--- Begin Items ---
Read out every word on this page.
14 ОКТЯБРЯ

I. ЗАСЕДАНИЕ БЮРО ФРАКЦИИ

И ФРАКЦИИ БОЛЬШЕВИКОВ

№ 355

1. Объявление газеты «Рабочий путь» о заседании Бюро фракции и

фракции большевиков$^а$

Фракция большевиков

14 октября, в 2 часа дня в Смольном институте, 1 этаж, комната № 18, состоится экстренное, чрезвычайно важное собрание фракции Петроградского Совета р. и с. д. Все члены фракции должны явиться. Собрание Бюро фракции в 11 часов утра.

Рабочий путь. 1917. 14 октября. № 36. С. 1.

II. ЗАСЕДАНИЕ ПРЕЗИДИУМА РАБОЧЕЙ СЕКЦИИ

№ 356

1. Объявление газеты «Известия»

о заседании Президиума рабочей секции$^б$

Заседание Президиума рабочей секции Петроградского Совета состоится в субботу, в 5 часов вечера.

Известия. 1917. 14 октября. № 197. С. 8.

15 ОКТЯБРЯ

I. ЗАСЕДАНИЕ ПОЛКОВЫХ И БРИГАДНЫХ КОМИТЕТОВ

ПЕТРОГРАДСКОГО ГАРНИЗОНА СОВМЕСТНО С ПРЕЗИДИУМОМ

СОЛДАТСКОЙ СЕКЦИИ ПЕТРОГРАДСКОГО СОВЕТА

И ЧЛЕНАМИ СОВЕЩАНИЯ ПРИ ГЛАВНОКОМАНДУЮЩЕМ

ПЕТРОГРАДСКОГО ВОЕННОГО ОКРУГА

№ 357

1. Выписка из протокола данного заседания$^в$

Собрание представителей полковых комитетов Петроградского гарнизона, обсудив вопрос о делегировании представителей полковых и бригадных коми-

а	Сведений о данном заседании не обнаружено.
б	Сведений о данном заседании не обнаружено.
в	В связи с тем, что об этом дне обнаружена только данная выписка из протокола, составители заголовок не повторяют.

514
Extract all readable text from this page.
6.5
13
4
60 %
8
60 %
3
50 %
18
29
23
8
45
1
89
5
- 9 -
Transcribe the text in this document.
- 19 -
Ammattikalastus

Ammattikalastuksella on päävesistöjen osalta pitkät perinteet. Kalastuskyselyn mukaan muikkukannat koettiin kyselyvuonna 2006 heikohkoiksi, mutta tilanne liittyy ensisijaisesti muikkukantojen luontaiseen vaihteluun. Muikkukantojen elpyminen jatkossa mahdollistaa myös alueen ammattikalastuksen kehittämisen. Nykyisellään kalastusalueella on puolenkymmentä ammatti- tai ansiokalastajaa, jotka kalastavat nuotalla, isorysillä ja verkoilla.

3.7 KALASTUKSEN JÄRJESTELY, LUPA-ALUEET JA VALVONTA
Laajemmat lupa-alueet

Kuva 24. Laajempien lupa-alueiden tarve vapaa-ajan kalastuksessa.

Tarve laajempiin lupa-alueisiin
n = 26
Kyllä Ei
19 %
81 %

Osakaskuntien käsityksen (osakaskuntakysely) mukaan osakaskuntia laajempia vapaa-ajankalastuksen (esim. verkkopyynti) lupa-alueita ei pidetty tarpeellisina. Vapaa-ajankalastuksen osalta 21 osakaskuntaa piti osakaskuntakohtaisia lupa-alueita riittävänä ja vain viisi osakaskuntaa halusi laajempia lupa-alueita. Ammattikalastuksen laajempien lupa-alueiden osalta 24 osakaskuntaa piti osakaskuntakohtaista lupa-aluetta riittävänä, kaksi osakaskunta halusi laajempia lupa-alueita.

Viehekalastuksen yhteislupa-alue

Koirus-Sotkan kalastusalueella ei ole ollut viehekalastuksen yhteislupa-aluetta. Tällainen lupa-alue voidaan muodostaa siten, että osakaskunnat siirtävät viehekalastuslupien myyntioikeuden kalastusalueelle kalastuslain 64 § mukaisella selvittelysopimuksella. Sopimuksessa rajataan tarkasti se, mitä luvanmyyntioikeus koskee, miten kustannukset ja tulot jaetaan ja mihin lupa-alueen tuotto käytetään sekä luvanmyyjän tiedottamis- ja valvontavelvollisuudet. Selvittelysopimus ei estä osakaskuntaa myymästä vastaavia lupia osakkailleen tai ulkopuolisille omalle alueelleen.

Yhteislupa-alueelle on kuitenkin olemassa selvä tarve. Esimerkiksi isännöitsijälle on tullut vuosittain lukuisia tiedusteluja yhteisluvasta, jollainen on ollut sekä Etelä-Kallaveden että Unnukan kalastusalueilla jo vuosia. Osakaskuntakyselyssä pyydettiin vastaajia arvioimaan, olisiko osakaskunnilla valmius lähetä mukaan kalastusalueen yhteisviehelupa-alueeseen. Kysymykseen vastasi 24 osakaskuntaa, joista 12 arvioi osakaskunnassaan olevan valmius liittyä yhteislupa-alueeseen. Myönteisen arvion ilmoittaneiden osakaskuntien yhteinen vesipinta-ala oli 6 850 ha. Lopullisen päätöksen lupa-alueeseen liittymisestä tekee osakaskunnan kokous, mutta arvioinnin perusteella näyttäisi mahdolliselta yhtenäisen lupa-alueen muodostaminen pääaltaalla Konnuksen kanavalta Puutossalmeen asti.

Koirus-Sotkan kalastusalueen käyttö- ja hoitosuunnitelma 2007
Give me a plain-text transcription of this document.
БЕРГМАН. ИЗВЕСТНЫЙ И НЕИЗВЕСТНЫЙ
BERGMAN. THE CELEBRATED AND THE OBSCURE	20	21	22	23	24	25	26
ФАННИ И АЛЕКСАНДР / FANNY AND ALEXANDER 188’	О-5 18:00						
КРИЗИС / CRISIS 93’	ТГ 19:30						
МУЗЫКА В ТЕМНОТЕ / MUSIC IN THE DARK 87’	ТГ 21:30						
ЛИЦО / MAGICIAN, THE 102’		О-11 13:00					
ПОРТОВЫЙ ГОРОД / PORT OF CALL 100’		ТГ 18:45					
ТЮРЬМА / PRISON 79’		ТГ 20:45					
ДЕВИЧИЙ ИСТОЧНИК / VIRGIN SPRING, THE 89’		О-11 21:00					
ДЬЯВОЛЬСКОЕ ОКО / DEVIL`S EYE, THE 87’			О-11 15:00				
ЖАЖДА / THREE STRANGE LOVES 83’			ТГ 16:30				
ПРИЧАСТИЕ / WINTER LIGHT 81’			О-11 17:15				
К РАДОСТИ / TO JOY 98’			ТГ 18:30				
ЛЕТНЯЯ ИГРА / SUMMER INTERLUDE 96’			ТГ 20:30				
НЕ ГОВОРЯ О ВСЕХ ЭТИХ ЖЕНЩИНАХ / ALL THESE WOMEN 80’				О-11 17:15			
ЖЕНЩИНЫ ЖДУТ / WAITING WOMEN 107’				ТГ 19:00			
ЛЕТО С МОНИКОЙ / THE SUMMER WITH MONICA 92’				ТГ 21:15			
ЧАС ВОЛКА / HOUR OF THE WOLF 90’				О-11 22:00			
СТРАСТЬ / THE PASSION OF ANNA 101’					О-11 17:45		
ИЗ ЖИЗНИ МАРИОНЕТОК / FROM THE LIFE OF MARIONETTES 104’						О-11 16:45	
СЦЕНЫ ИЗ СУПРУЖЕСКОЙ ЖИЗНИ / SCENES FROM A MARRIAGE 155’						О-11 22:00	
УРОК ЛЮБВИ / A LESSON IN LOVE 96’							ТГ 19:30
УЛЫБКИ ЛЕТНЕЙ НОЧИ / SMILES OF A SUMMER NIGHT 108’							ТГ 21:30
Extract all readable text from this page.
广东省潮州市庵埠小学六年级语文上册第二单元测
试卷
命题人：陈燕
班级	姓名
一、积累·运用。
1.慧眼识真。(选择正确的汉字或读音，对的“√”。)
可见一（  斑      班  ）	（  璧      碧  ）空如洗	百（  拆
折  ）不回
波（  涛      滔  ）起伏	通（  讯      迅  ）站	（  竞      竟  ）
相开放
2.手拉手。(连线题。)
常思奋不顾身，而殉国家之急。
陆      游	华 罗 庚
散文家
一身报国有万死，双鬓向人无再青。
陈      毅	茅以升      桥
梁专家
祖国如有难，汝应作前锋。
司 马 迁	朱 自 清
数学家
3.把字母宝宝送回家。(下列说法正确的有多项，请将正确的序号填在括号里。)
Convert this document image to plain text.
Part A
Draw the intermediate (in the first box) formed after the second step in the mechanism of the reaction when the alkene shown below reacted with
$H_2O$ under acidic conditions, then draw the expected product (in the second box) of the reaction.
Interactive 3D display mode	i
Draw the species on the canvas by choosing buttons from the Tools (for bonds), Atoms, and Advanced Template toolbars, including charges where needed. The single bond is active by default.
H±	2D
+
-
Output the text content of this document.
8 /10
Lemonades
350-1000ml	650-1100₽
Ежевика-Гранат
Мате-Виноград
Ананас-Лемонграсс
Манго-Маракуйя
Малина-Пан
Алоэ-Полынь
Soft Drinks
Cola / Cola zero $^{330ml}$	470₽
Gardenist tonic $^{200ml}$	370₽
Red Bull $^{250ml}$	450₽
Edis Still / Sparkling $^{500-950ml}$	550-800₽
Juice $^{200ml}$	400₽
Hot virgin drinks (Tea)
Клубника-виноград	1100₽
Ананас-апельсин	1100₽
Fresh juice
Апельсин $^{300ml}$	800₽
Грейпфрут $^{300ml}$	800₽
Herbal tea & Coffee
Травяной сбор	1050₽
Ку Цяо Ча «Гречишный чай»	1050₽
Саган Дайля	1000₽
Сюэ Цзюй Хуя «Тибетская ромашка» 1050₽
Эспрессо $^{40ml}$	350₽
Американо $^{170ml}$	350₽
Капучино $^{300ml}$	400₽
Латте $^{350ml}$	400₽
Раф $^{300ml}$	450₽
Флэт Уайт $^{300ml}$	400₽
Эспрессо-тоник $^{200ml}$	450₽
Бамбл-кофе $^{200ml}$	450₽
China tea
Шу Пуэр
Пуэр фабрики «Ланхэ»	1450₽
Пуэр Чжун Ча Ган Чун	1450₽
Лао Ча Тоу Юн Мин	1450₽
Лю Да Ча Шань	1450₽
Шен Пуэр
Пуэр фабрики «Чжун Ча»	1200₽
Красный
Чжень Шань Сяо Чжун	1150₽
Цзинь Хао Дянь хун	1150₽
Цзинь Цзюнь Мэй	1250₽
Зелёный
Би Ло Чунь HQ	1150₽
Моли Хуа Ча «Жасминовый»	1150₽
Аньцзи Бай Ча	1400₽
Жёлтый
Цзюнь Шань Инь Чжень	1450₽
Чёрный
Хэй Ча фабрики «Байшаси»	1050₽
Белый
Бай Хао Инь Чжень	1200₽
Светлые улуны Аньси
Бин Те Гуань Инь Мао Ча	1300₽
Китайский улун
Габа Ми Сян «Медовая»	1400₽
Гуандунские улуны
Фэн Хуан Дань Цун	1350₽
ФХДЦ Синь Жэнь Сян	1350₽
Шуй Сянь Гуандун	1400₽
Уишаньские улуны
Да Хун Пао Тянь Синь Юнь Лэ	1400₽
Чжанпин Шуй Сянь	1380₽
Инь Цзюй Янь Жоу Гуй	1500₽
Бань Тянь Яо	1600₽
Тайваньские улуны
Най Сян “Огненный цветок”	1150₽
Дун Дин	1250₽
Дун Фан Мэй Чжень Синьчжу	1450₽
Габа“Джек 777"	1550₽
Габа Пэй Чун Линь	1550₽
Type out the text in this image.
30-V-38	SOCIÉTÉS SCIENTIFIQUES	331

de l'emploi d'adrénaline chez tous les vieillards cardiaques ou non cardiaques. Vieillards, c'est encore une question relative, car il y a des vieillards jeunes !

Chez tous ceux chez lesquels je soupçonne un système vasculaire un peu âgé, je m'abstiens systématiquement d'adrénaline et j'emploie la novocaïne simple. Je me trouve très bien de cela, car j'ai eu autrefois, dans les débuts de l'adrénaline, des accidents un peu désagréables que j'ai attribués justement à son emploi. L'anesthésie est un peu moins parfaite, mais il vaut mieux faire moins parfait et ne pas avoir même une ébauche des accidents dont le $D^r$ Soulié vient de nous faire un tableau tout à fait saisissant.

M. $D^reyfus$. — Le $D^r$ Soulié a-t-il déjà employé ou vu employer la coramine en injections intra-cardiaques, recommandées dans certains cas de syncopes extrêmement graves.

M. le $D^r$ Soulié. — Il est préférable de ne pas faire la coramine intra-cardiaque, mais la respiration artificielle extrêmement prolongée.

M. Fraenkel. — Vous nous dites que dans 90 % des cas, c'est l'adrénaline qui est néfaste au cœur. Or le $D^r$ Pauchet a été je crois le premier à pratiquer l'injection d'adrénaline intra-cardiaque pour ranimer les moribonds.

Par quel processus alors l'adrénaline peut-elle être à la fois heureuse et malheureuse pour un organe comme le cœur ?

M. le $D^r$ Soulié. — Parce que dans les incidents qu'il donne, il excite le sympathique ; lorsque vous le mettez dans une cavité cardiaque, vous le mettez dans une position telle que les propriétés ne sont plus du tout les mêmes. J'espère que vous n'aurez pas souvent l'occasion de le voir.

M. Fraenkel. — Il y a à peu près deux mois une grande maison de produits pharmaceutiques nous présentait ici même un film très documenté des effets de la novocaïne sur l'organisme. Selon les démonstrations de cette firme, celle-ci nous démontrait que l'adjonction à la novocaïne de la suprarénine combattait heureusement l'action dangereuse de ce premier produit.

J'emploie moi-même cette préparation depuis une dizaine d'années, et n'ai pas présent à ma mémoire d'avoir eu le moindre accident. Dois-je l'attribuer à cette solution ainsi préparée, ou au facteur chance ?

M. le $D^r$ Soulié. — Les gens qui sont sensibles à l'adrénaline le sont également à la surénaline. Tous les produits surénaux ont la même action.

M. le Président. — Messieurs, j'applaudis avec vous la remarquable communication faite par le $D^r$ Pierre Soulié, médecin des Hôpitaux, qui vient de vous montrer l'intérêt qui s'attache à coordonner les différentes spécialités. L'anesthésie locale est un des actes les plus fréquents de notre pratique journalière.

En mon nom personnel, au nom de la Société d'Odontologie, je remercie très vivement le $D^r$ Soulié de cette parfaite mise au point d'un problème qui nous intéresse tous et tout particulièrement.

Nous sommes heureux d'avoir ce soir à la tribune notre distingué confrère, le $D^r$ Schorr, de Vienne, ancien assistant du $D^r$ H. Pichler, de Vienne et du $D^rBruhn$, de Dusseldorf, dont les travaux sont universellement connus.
--- End Items ---
Brief: Collect from the data above every line that includes "dans".

Written reply:
Chez tous ceux chez lesquels je soupçonne un système vasculaire un peu âgé, je m'abstiens systématiquement d'adrénaline et j'emploie la novocaïne simple. Je me trouve très bien de cela, car j'ai eu autrefois, dans les débuts de l'adrénaline, des accidents un peu désagréables que j'ai attribués justement à son emploi. L'anesthésie est un peu moins parfaite, mais il vaut mieux faire moins parfait et ne pas avoir même une ébauche des accidents dont le $D^r$ Soulié vient de nous faire un tableau tout à fait saisissant.
M. $D^reyfus$. — Le $D^r$ Soulié a-t-il déjà employé ou vu employer la coramine en injections intra-cardiaques, recommandées dans certains cas de syncopes extrêmement graves.
M. Fraenkel. — Vous nous dites que dans 90 % des cas, c'est l'adrénaline qui est néfaste au cœur. Or le $D^r$ Pauchet a été je crois le premier à pratiquer l'injection d'adrénaline intra-cardiaque pour ranimer les moribonds.
M. le $D^r$ Soulié. — Parce que dans les incidents qu'il donne, il excite le sympathique ; lorsque vous le mettez dans une cavité cardiaque, vous le mettez dans une position telle que les propriétés ne sont plus du tout les mêmes. J'espère que vous n'aurez pas souvent l'occasion de le voir.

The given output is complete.